What you are asked to do: Reading down the listing below, count the lines where the word "title" shows up, then give only that count.
::::
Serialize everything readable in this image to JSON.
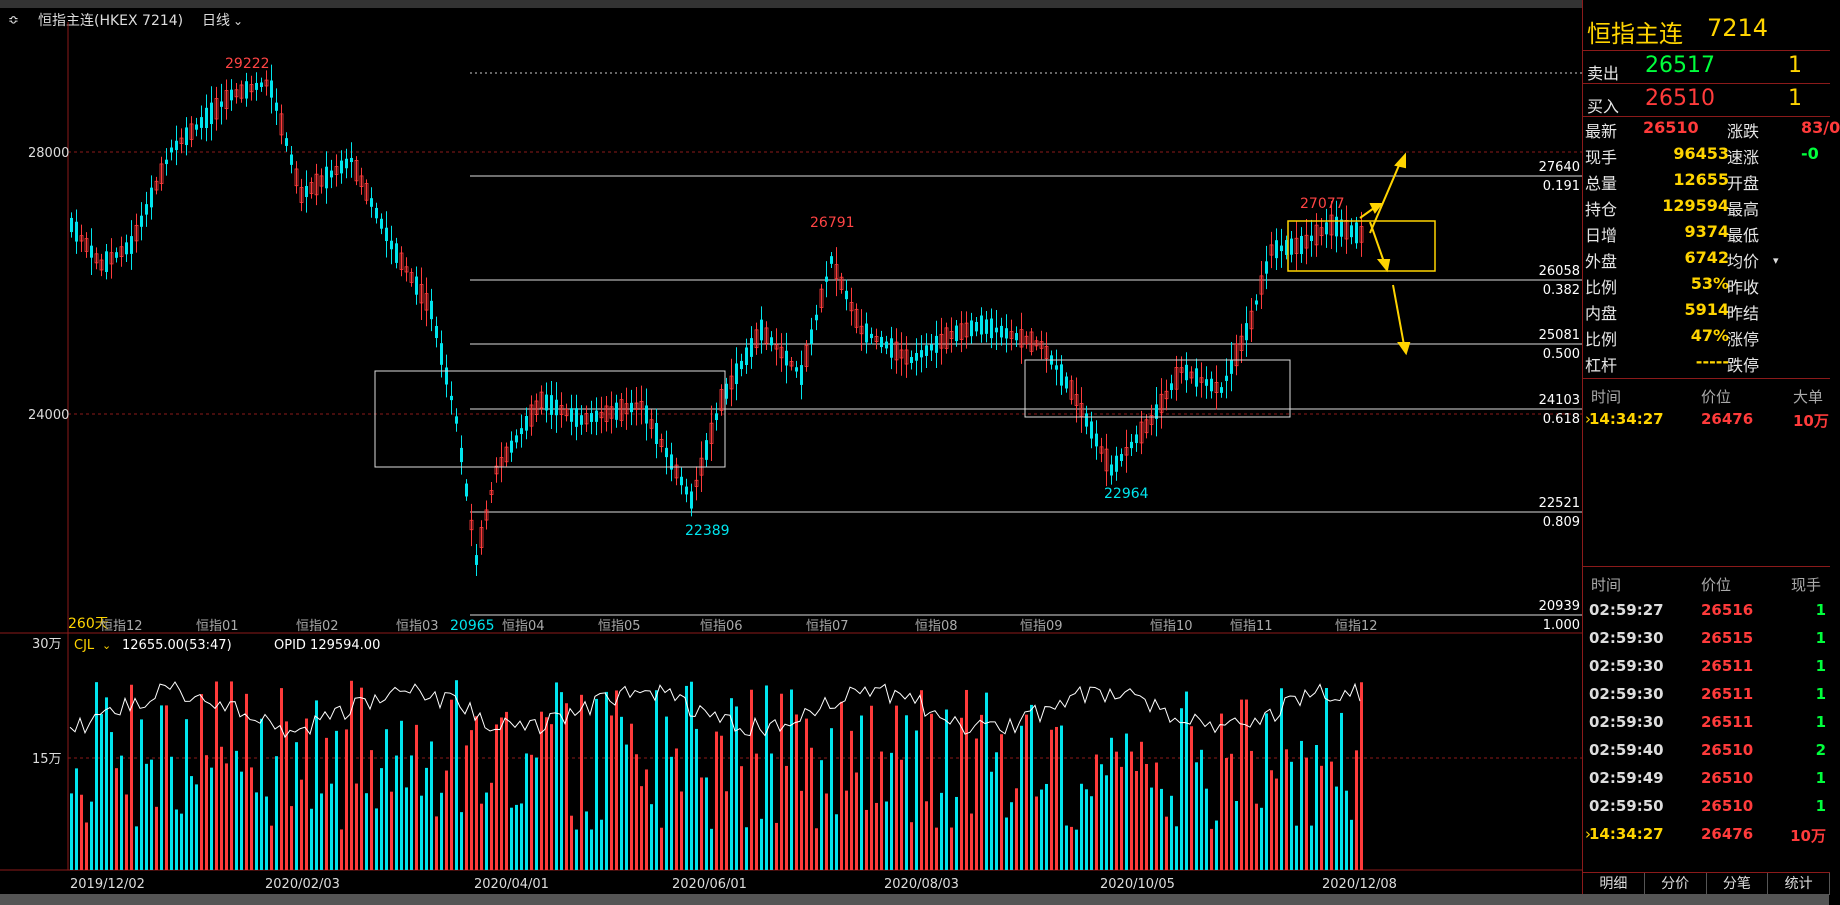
{
  "header": {
    "title": "恒指主连(HKEX 7214)",
    "period": "日线"
  },
  "price_axis": [
    "28000",
    "24000"
  ],
  "volume_axis": [
    "30万",
    "15万"
  ],
  "date_axis": [
    "2019/12/02",
    "2020/02/03",
    "2020/04/01",
    "2020/06/01",
    "2020/08/03",
    "2020/10/05",
    "2020/12/08"
  ],
  "month_labels": [
    "恒指12",
    "恒指01",
    "恒指02",
    "恒指03",
    "恒指04",
    "恒指05",
    "恒指06",
    "恒指07",
    "恒指08",
    "恒指09",
    "恒指10",
    "恒指11",
    "恒指12"
  ],
  "period_label": "260天",
  "fib_levels": [
    {
      "price": "27640",
      "ratio": "0.191"
    },
    {
      "price": "26058",
      "ratio": "0.382"
    },
    {
      "price": "25081",
      "ratio": "0.500"
    },
    {
      "price": "24103",
      "ratio": "0.618"
    },
    {
      "price": "22521",
      "ratio": "0.809"
    },
    {
      "price": "20939",
      "ratio": "1.000"
    }
  ],
  "annotations": {
    "high1": "29222",
    "high2": "26791",
    "high3": "27077",
    "low1": "22389",
    "low2": "22964",
    "low3": "20965"
  },
  "volume_info": {
    "indicator": "CJL",
    "value": "12655.00(53:47)",
    "opid": "OPID 129594.00"
  },
  "colors": {
    "up": "#ff3b3b",
    "down": "#00e5ee",
    "accent": "#ffd400",
    "grid": "#8b1a1a"
  },
  "panel": {
    "name": "恒指主连",
    "code": "7214",
    "ask_label": "卖出",
    "ask_price": "26517",
    "ask_qty": "1",
    "bid_label": "买入",
    "bid_price": "26510",
    "bid_qty": "1",
    "stats": [
      {
        "label": "最新",
        "value": "26510",
        "label2": "涨跌",
        "value2": "83/0"
      },
      {
        "label": "现手",
        "value": "96453",
        "label2": "速涨",
        "value2": "-0"
      },
      {
        "label": "总量",
        "value": "12655",
        "label2": "开盘",
        "value2": ""
      },
      {
        "label": "持仓",
        "value": "129594",
        "label2": "最高",
        "value2": ""
      },
      {
        "label": "日增",
        "value": "9374",
        "label2": "最低",
        "value2": ""
      },
      {
        "label": "外盘",
        "value": "6742",
        "label2": "均价",
        "value2": ""
      },
      {
        "label": "比例",
        "value": "53%",
        "label2": "昨收",
        "value2": ""
      },
      {
        "label": "内盘",
        "value": "5914",
        "label2": "昨结",
        "value2": ""
      },
      {
        "label": "比例",
        "value": "47%",
        "label2": "涨停",
        "value2": ""
      },
      {
        "label": "杠杆",
        "value": "-----",
        "label2": "跌停",
        "value2": ""
      }
    ],
    "big_header": {
      "time": "时间",
      "price": "价位",
      "big": "大单"
    },
    "big_rows": [
      {
        "time": "14:34:27",
        "price": "26476",
        "big": "10万"
      }
    ],
    "tick_header": {
      "time": "时间",
      "price": "价位",
      "qty": "现手"
    },
    "ticks": [
      {
        "time": "02:59:27",
        "price": "26516",
        "qty": "1"
      },
      {
        "time": "02:59:30",
        "price": "26515",
        "qty": "1"
      },
      {
        "time": "02:59:30",
        "price": "26511",
        "qty": "1"
      },
      {
        "time": "02:59:30",
        "price": "26511",
        "qty": "1"
      },
      {
        "time": "02:59:30",
        "price": "26511",
        "qty": "1"
      },
      {
        "time": "02:59:40",
        "price": "26510",
        "qty": "2"
      },
      {
        "time": "02:59:49",
        "price": "26510",
        "qty": "1"
      },
      {
        "time": "02:59:50",
        "price": "26510",
        "qty": "1"
      },
      {
        "time": "14:34:27",
        "price": "26476",
        "qty": "10万"
      }
    ],
    "tabs": [
      "明细",
      "分价",
      "分笔",
      "统计"
    ]
  }
}
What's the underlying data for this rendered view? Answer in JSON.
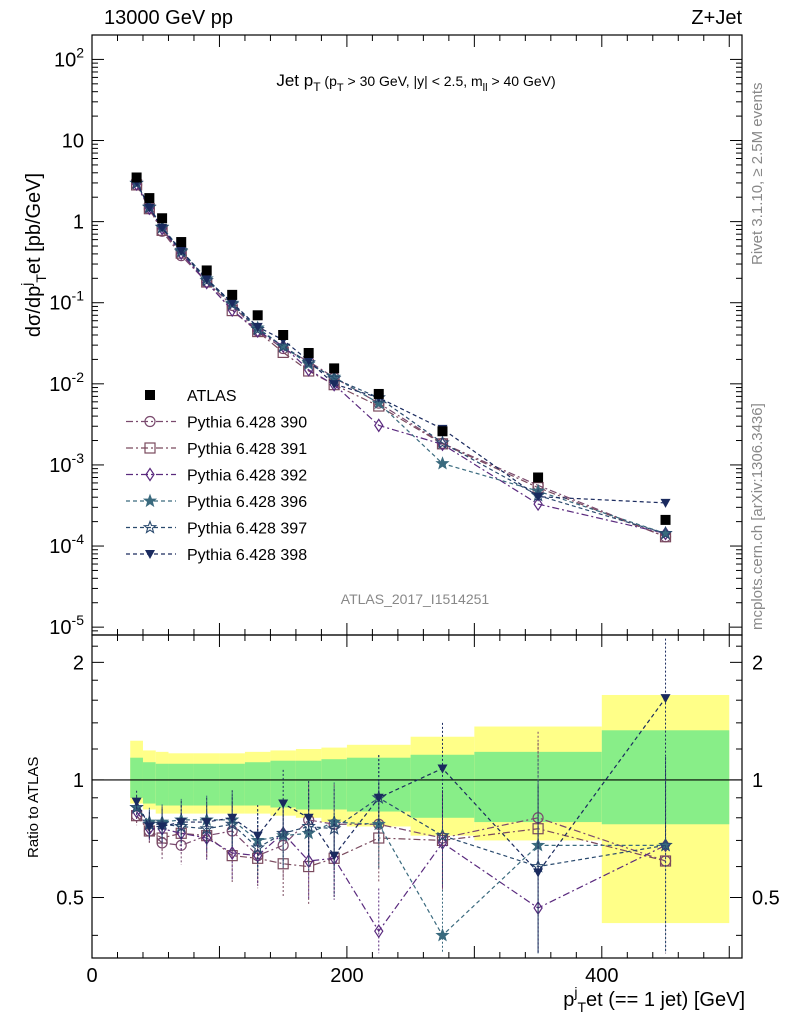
{
  "header": {
    "left": "13000 GeV pp",
    "right": "Z+Jet"
  },
  "side_labels": {
    "rivet": "Rivet 3.1.10, ≥ 2.5M events",
    "mcplots": "mcplots.cern.ch [arXiv:1306.3436]"
  },
  "chart_data": {
    "type": "scatter",
    "title": "Jet p_T (p_T > 30 GeV, |y| < 2.5, m_ll > 40 GeV)",
    "analysis_label": "ATLAS_2017_I1514251",
    "xlabel": "p_T^j et (== 1 jet) [GeV]",
    "ylabel": "dσ/dp_T^j et [pb/GeV]",
    "ratio_ylabel": "Ratio to ATLAS",
    "xlim": [
      0,
      510
    ],
    "ylim": [
      8e-06,
      200
    ],
    "yscale": "log",
    "ratio_ylim": [
      0.35,
      2.35
    ],
    "x_ticks": [
      "0",
      "200",
      "400"
    ],
    "y_ticks": [
      "10^-5",
      "10^-4",
      "10^-3",
      "10^-2",
      "10^-1",
      "1",
      "10",
      "10^2"
    ],
    "ratio_ticks": [
      "0.5",
      "1",
      "2"
    ],
    "legend_position": "left-middle",
    "bins": [
      [
        30,
        40
      ],
      [
        40,
        50
      ],
      [
        50,
        60
      ],
      [
        60,
        80
      ],
      [
        80,
        100
      ],
      [
        100,
        120
      ],
      [
        120,
        140
      ],
      [
        140,
        160
      ],
      [
        160,
        180
      ],
      [
        180,
        200
      ],
      [
        200,
        250
      ],
      [
        250,
        300
      ],
      [
        300,
        400
      ],
      [
        400,
        500
      ]
    ],
    "x": [
      35,
      45,
      55,
      70,
      90,
      110,
      130,
      150,
      170,
      190,
      225,
      275,
      350,
      450
    ],
    "data": {
      "name": "ATLAS",
      "values": [
        3.5,
        1.95,
        1.1,
        0.56,
        0.25,
        0.125,
        0.07,
        0.04,
        0.024,
        0.0155,
        0.0075,
        0.0026,
        0.0007,
        0.00021
      ],
      "band_green_lo": [
        0.9,
        0.87,
        0.86,
        0.86,
        0.86,
        0.86,
        0.86,
        0.85,
        0.84,
        0.84,
        0.83,
        0.8,
        0.78,
        0.77
      ],
      "band_green_hi": [
        1.14,
        1.11,
        1.1,
        1.1,
        1.1,
        1.1,
        1.11,
        1.12,
        1.12,
        1.13,
        1.14,
        1.16,
        1.18,
        1.34
      ],
      "band_yellow_lo": [
        0.87,
        0.84,
        0.82,
        0.82,
        0.82,
        0.82,
        0.82,
        0.81,
        0.8,
        0.78,
        0.76,
        0.72,
        0.7,
        0.43
      ],
      "band_yellow_hi": [
        1.26,
        1.19,
        1.18,
        1.17,
        1.17,
        1.17,
        1.18,
        1.19,
        1.2,
        1.21,
        1.23,
        1.29,
        1.37,
        1.65
      ]
    },
    "series": [
      {
        "name": "Pythia 6.428 390",
        "color": "#7a4a6e",
        "marker": "circle-open",
        "dash": "dashdot",
        "ratio": [
          0.81,
          0.74,
          0.69,
          0.68,
          0.72,
          0.74,
          0.64,
          0.68,
          0.79,
          0.77,
          0.77,
          0.71,
          0.8,
          0.62
        ]
      },
      {
        "name": "Pythia 6.428 391",
        "color": "#7a4a5e",
        "marker": "square-open",
        "dash": "dashdot",
        "ratio": [
          0.81,
          0.74,
          0.71,
          0.73,
          0.72,
          0.64,
          0.63,
          0.61,
          0.6,
          0.63,
          0.71,
          0.7,
          0.75,
          0.62
        ]
      },
      {
        "name": "Pythia 6.428 392",
        "color": "#5a2a7e",
        "marker": "diamond-open",
        "dash": "dashdot",
        "ratio": [
          0.83,
          0.75,
          0.75,
          0.73,
          0.71,
          0.65,
          0.64,
          0.73,
          0.62,
          0.63,
          0.41,
          0.69,
          0.47,
          0.68
        ]
      },
      {
        "name": "Pythia 6.428 396",
        "color": "#3a6a7e",
        "marker": "star-filled",
        "dash": "dashed",
        "ratio": [
          0.85,
          0.78,
          0.78,
          0.79,
          0.79,
          0.79,
          0.7,
          0.72,
          0.73,
          0.78,
          0.77,
          0.4,
          0.68,
          0.68
        ]
      },
      {
        "name": "Pythia 6.428 397",
        "color": "#2a4a6e",
        "marker": "star-open",
        "dash": "dashed",
        "ratio": [
          0.85,
          0.77,
          0.77,
          0.76,
          0.75,
          0.77,
          0.67,
          0.73,
          0.76,
          0.75,
          0.9,
          0.72,
          0.6,
          0.68
        ]
      },
      {
        "name": "Pythia 6.428 398",
        "color": "#1a2a5e",
        "marker": "triangle-down-filled",
        "dash": "dashed",
        "ratio": [
          0.88,
          0.76,
          0.76,
          0.78,
          0.78,
          0.8,
          0.72,
          0.87,
          0.8,
          0.64,
          0.9,
          1.07,
          0.58,
          1.62
        ]
      }
    ]
  }
}
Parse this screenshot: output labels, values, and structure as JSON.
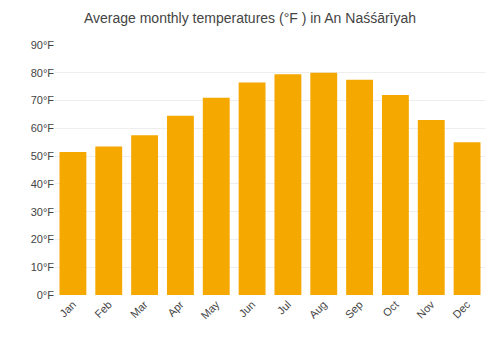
{
  "chart_data": {
    "type": "bar",
    "title": "Average monthly temperatures (°F ) in An Naśśārīyah",
    "categories": [
      "Jan",
      "Feb",
      "Mar",
      "Apr",
      "May",
      "Jun",
      "Jul",
      "Aug",
      "Sep",
      "Oct",
      "Nov",
      "Dec"
    ],
    "values": [
      51.5,
      53.5,
      57.5,
      64.5,
      71.0,
      76.5,
      79.5,
      80.0,
      77.5,
      72.0,
      63.0,
      55.0
    ],
    "color": "#F5A800",
    "ylim": [
      0,
      90
    ],
    "yticks": [
      {
        "value": 0,
        "label": "0°F"
      },
      {
        "value": 10,
        "label": "10°F"
      },
      {
        "value": 20,
        "label": "20°F"
      },
      {
        "value": 30,
        "label": "30°F"
      },
      {
        "value": 40,
        "label": "40°F"
      },
      {
        "value": 50,
        "label": "50°F"
      },
      {
        "value": 60,
        "label": "60°F"
      },
      {
        "value": 70,
        "label": "70°F"
      },
      {
        "value": 80,
        "label": "80°F"
      },
      {
        "value": 90,
        "label": "90°F"
      }
    ],
    "grid": true
  }
}
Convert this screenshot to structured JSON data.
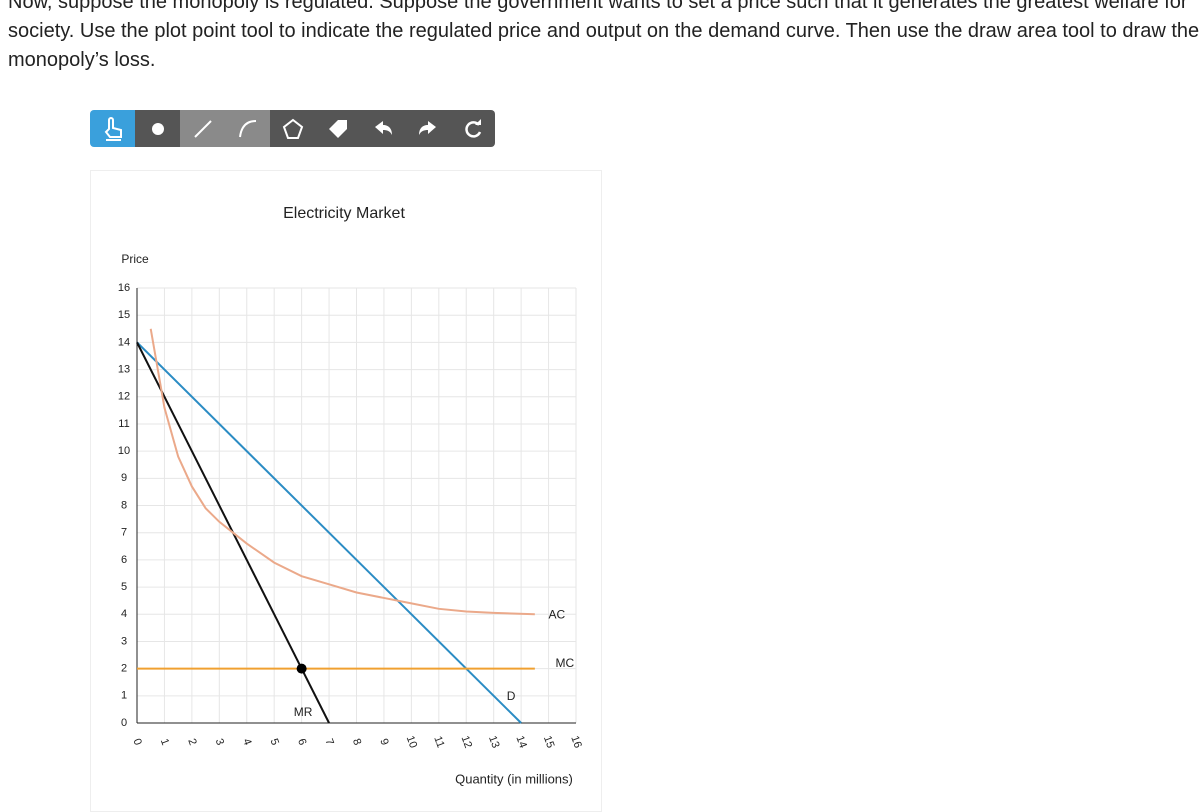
{
  "question": {
    "lines": [
      "Now, suppose the monopoly is regulated. Suppose the government wants to set a price such that it generates the greatest welfare for",
      "society. Use the plot point tool to indicate the regulated price and output on the demand curve. Then use the draw area tool to draw the",
      "monopoly’s loss."
    ]
  },
  "chart_data": {
    "type": "line",
    "title": "Electricity Market",
    "y_label": "Price",
    "x_label": "Quantity (in millions)",
    "xlim": [
      0,
      16
    ],
    "ylim": [
      0,
      16
    ],
    "xticks": [
      0,
      1,
      2,
      3,
      4,
      5,
      6,
      7,
      8,
      9,
      10,
      11,
      12,
      13,
      14,
      15,
      16
    ],
    "yticks": [
      0,
      1,
      2,
      3,
      4,
      5,
      6,
      7,
      8,
      9,
      10,
      11,
      12,
      13,
      14,
      15,
      16
    ],
    "grid": true,
    "series": [
      {
        "name": "D",
        "color": "#2b8cc4",
        "x": [
          0,
          14
        ],
        "values": [
          14,
          0
        ]
      },
      {
        "name": "MR",
        "color": "#111111",
        "x": [
          0,
          7
        ],
        "values": [
          14,
          0
        ]
      },
      {
        "name": "MC",
        "color": "#f0a030",
        "x": [
          0,
          14.5
        ],
        "values": [
          2,
          2
        ]
      },
      {
        "name": "AC",
        "color": "#eba98a",
        "x": [
          0.5,
          1,
          1.5,
          2,
          2.5,
          3,
          3.5,
          4,
          5,
          6,
          7,
          8,
          9,
          10,
          11,
          12,
          13,
          14.5
        ],
        "values": [
          14.5,
          11.6,
          9.8,
          8.7,
          7.9,
          7.4,
          7,
          6.6,
          5.9,
          5.4,
          5.1,
          4.8,
          4.6,
          4.4,
          4.2,
          4.1,
          4.05,
          4
        ]
      }
    ],
    "point": {
      "x": 6,
      "y": 2,
      "color": "#000000"
    }
  }
}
::::
Exercise response: 4